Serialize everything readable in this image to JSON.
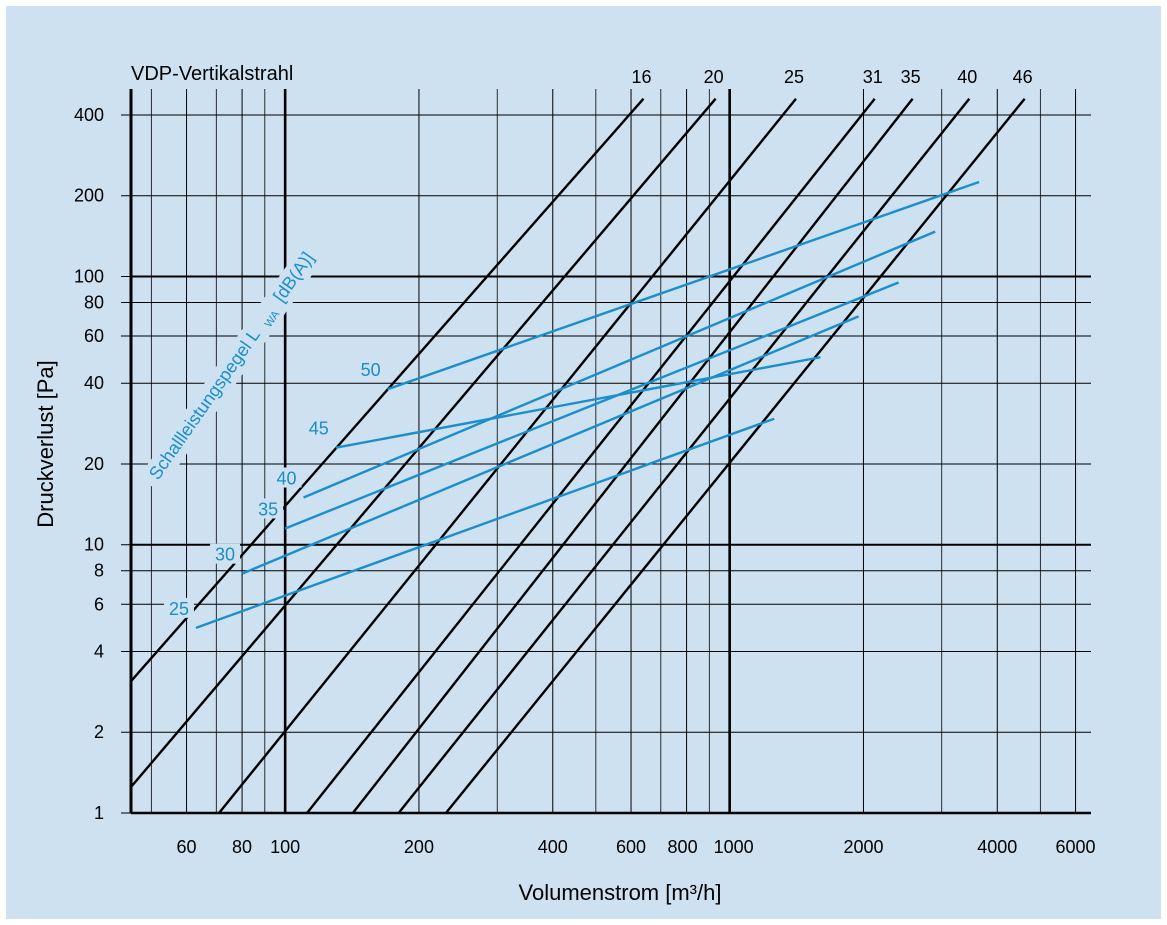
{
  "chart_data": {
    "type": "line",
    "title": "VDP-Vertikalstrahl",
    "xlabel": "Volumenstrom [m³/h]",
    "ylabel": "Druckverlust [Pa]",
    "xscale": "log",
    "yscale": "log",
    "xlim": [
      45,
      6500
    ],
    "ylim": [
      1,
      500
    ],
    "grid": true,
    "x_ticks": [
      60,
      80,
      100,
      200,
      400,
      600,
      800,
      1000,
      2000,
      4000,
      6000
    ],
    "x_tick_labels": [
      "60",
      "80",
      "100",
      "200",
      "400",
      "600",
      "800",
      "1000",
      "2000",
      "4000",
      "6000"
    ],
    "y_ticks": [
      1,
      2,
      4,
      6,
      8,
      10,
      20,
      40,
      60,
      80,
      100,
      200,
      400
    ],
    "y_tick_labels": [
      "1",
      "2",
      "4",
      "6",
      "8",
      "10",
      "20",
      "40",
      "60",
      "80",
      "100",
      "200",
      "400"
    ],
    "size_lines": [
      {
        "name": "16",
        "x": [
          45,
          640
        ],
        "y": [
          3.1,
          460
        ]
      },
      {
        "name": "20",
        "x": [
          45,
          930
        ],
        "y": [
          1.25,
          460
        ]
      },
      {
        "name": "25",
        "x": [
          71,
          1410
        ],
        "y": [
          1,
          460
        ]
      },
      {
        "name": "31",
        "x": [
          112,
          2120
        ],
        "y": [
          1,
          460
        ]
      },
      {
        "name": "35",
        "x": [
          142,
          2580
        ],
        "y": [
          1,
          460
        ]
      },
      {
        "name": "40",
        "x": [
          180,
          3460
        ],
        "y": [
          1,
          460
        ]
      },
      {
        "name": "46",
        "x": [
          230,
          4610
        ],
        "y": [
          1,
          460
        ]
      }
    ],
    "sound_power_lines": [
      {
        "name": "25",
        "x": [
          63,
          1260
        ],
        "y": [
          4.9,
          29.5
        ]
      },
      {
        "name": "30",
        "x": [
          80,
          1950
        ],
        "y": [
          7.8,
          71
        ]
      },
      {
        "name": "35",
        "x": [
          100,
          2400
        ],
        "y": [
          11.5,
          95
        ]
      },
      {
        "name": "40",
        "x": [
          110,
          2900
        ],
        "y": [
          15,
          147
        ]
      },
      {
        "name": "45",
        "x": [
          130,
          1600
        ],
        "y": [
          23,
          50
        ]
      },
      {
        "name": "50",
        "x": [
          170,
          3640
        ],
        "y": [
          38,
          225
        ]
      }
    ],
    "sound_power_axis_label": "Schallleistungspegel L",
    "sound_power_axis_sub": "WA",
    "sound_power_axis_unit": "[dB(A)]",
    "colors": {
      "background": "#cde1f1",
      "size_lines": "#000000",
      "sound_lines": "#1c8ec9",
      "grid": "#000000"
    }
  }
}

----

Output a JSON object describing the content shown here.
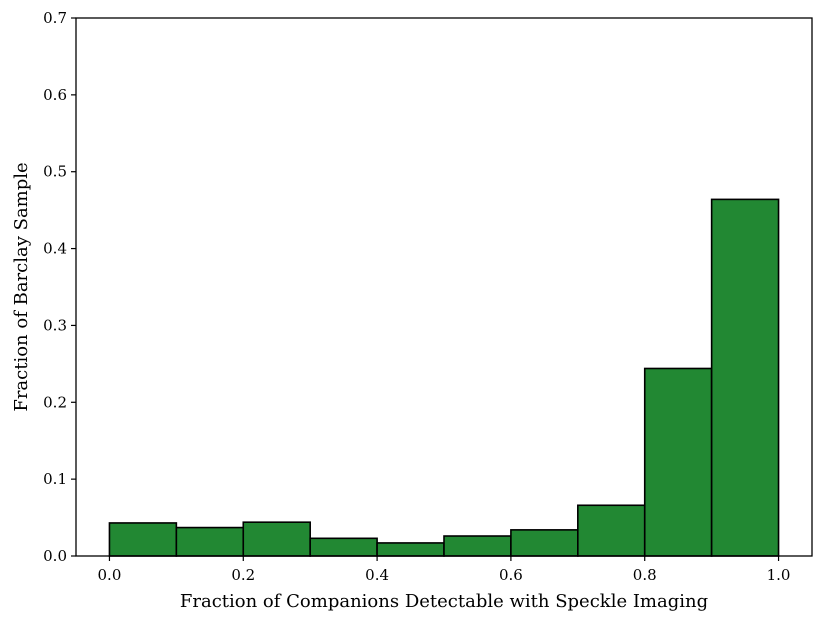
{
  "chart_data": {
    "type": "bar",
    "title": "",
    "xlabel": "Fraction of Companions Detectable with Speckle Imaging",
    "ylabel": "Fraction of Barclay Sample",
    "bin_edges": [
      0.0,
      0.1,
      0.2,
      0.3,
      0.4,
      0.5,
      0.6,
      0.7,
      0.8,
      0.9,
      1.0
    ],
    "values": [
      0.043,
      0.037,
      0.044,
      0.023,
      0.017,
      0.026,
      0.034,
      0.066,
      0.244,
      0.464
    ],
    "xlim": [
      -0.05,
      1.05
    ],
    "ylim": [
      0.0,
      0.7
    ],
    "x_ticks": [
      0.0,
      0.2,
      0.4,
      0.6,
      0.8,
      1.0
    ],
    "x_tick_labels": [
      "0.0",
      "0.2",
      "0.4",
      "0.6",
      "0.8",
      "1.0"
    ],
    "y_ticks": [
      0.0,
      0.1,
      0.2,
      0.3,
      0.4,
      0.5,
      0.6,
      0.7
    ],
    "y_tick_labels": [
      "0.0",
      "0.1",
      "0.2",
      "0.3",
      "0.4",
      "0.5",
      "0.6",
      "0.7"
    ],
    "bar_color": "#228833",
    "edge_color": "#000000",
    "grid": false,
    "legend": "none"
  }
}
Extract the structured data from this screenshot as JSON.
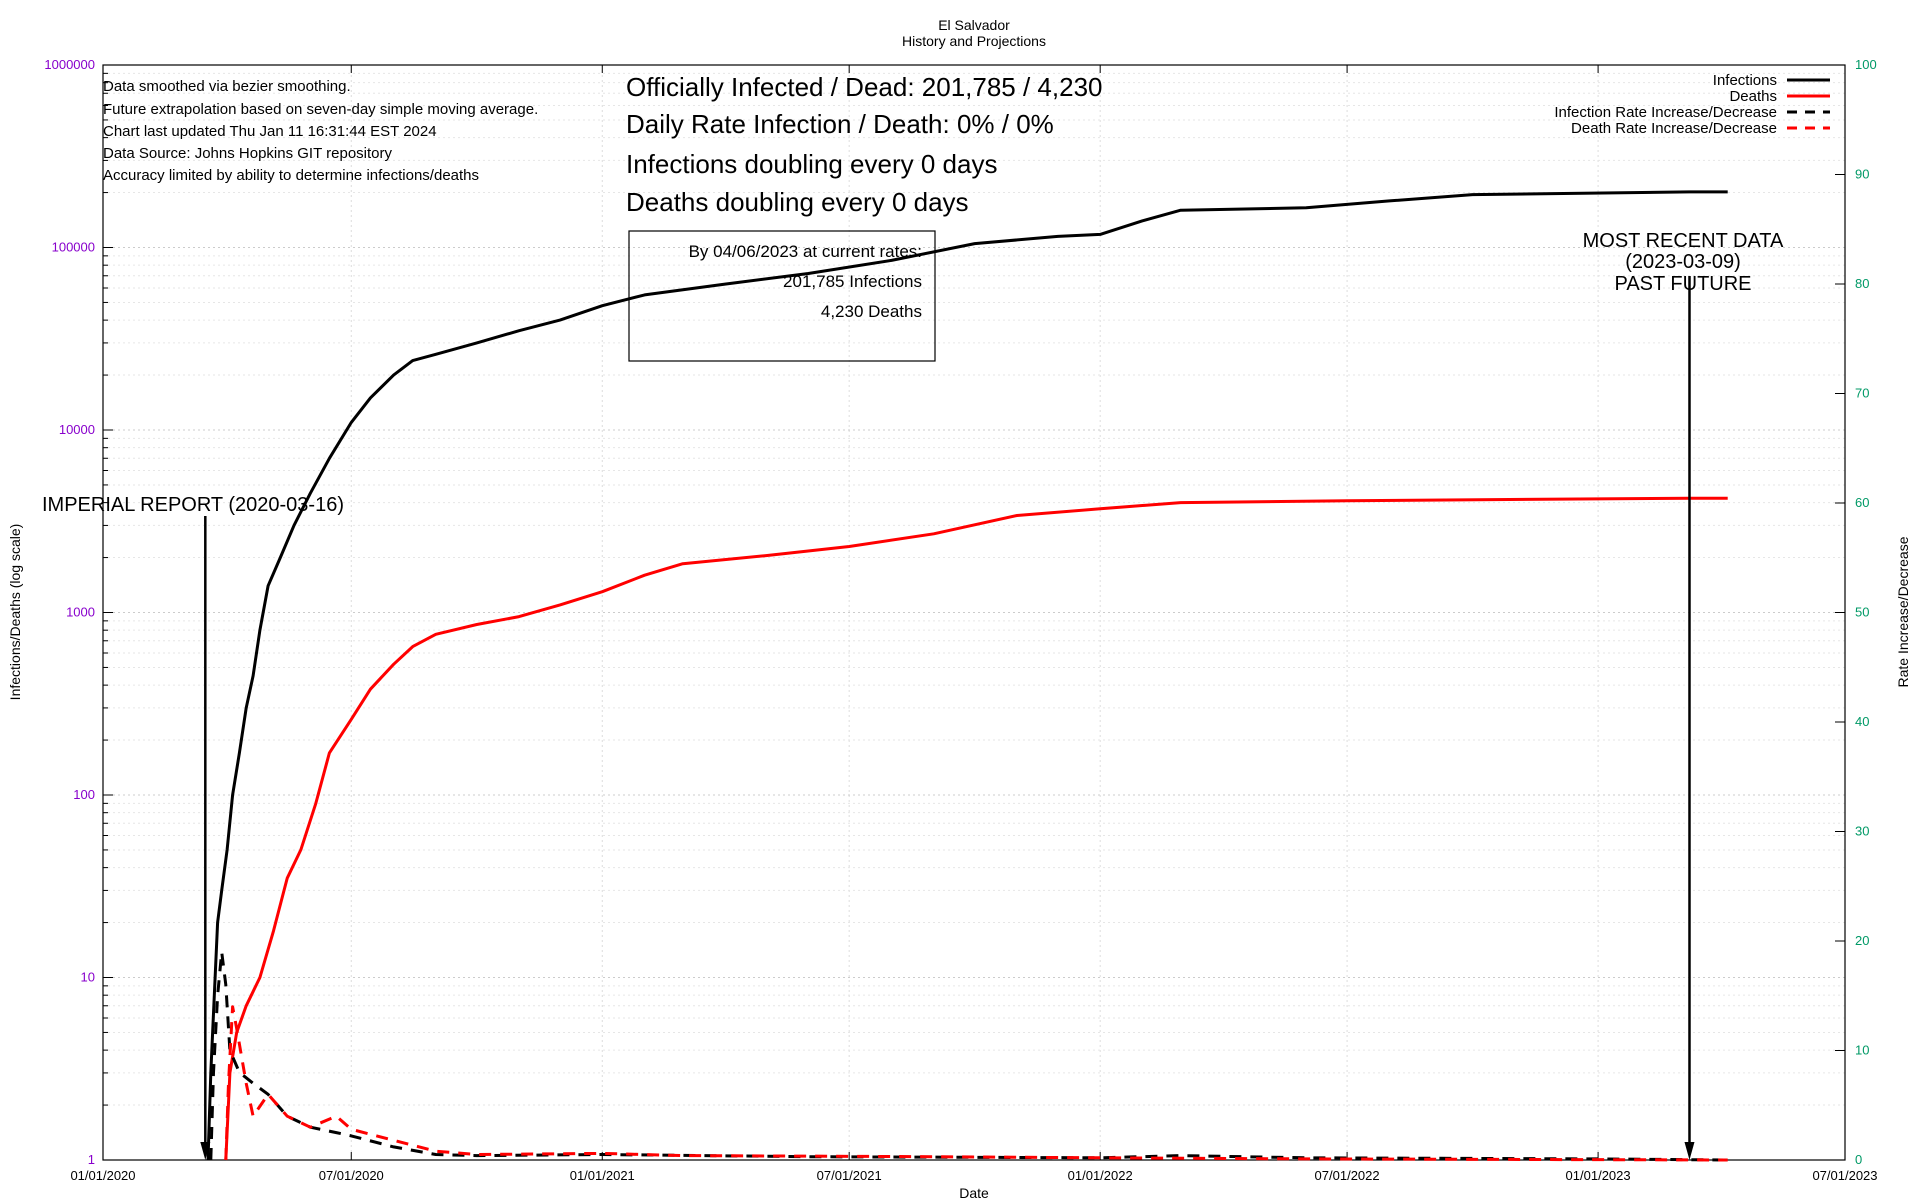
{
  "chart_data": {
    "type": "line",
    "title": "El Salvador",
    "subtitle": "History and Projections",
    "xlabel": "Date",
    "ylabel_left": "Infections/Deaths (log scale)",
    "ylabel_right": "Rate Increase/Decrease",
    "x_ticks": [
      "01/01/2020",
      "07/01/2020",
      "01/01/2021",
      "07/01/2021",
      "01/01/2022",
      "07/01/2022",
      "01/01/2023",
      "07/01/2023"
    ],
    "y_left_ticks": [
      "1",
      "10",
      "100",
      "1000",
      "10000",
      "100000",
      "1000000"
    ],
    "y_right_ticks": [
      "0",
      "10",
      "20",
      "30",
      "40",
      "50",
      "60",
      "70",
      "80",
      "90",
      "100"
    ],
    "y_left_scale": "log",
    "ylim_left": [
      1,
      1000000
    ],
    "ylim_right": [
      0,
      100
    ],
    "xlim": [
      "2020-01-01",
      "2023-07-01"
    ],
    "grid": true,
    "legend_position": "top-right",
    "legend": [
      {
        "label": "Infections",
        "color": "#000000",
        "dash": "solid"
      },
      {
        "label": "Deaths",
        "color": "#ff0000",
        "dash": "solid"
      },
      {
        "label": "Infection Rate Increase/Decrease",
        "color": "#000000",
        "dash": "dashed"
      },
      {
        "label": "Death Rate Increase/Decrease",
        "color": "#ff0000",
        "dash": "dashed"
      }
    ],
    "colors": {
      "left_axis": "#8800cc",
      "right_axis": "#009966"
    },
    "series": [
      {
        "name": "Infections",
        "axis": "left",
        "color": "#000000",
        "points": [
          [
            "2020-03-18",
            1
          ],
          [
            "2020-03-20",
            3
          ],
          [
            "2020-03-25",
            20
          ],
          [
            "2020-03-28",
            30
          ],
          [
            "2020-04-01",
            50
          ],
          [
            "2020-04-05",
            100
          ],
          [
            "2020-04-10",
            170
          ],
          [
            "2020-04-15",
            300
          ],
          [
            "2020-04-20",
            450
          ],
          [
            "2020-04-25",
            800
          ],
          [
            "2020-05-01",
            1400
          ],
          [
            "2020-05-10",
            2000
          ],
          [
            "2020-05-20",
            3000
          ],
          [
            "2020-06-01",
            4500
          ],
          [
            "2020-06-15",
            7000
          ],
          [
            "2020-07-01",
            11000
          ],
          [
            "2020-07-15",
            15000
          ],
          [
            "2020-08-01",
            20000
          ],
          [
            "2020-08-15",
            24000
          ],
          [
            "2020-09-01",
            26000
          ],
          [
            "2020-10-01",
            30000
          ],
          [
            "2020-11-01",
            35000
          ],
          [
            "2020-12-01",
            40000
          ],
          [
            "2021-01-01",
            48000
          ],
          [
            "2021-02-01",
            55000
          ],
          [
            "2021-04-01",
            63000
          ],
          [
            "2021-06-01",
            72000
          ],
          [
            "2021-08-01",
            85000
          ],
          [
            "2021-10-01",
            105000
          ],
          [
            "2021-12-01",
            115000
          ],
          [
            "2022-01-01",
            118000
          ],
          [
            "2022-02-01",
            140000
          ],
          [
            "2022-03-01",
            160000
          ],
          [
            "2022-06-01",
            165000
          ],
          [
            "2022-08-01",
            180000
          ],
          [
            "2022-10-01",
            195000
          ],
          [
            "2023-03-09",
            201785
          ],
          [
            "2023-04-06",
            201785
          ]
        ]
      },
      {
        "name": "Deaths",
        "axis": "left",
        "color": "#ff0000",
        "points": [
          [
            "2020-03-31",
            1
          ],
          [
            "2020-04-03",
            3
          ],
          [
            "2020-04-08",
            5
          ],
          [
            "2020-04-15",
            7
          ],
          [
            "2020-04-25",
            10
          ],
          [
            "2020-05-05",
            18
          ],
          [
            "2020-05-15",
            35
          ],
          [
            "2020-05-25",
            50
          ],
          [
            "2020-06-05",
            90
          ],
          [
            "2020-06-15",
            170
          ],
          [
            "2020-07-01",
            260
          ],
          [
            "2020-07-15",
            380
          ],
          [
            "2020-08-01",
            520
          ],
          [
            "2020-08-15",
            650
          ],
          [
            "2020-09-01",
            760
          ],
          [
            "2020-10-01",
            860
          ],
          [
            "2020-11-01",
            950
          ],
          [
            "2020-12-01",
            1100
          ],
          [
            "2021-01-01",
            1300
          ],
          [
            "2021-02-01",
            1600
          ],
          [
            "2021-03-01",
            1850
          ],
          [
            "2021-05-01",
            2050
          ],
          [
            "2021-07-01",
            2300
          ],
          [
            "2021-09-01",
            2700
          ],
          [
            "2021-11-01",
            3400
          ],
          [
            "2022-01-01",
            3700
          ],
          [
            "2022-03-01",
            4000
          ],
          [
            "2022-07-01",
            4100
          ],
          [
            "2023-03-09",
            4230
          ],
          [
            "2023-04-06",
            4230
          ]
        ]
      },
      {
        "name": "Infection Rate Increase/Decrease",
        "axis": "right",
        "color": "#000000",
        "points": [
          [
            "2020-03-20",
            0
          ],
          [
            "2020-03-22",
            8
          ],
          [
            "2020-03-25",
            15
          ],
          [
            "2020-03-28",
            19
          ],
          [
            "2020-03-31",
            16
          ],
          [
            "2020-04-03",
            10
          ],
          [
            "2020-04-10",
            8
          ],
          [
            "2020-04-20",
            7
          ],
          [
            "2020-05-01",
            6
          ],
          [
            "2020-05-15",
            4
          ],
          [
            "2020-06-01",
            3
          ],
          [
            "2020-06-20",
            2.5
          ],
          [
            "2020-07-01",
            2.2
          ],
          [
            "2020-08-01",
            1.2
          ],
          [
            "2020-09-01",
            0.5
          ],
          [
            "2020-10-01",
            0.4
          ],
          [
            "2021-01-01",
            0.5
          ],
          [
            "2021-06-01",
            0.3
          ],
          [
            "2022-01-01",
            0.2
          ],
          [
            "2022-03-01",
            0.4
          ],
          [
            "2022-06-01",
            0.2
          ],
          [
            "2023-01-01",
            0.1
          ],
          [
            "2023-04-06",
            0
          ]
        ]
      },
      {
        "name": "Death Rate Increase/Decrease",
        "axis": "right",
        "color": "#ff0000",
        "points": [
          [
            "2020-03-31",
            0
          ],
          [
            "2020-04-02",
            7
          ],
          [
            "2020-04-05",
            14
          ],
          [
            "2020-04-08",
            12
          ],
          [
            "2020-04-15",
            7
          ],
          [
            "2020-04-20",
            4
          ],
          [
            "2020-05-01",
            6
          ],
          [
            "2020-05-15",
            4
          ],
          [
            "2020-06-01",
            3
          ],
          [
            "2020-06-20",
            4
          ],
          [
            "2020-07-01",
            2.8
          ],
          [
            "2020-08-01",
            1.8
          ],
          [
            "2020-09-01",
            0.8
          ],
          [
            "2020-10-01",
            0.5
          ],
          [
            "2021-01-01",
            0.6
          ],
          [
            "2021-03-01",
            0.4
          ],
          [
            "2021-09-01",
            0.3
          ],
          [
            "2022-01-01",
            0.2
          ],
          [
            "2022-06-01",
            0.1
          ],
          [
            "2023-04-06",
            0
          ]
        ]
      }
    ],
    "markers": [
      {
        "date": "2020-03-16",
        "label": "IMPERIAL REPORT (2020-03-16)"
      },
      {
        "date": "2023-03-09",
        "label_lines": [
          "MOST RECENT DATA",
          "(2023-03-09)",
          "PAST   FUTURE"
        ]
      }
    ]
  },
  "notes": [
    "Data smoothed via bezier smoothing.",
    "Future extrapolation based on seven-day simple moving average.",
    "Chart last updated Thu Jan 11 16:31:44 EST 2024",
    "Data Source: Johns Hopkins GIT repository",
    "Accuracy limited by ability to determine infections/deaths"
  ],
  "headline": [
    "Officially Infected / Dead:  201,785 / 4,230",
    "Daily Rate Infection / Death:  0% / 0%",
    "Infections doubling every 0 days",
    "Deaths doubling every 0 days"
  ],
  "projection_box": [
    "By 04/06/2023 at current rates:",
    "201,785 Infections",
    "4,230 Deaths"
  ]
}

----

List each line of the entries that holds the string "Increase".

    "ylabel_right": "Rate Increase/Decrease",
        "label": "Infection Rate Increase/Decrease",
        "label": "Death Rate Increase/Decrease",
        "name": "Infection Rate Increase/Decrease",
        "name": "Death Rate Increase/Decrease",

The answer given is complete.